Challenge: Collect each line containing "title".

-- begin Given data --

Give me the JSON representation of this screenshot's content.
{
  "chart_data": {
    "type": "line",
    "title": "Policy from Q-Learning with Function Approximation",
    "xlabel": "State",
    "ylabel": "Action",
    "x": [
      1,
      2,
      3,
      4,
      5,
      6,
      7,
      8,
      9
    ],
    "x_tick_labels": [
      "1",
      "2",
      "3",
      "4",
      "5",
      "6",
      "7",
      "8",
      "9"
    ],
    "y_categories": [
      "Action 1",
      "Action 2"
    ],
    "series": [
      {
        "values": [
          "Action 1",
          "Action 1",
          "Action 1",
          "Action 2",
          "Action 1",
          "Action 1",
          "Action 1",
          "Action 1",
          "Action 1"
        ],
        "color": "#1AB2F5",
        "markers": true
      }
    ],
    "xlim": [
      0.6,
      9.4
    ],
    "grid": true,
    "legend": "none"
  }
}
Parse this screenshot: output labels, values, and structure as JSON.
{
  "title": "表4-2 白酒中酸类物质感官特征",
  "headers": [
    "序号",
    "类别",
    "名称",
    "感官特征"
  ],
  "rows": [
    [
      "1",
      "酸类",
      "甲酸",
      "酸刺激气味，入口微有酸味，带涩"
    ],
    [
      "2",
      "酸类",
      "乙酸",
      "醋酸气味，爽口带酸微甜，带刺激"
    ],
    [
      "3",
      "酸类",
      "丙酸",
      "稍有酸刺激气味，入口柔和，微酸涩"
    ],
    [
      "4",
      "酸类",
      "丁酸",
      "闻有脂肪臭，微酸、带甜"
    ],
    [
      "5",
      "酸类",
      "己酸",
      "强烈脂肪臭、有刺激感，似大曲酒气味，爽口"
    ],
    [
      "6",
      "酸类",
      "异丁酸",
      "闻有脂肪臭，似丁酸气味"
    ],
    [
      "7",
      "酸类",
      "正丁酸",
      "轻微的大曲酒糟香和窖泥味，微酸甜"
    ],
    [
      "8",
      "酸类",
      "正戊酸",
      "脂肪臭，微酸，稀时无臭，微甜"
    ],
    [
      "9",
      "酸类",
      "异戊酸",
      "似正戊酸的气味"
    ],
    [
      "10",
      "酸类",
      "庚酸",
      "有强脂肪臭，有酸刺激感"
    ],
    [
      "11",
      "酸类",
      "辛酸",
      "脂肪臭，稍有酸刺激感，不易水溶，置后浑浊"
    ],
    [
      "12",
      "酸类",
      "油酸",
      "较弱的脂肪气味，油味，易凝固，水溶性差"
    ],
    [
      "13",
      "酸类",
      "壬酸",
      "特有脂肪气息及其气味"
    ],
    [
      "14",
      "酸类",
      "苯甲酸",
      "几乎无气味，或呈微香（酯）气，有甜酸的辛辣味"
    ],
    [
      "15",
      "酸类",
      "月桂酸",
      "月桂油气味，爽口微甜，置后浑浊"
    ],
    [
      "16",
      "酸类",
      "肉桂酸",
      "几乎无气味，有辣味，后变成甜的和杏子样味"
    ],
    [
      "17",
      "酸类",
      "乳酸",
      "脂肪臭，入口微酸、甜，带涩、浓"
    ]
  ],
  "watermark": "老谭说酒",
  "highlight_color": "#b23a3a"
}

-- end Given data --

Result:
    "title": "Policy from Q-Learning with Function Approximation",
  "title": "表4-2 白酒中酸类物质感官特征",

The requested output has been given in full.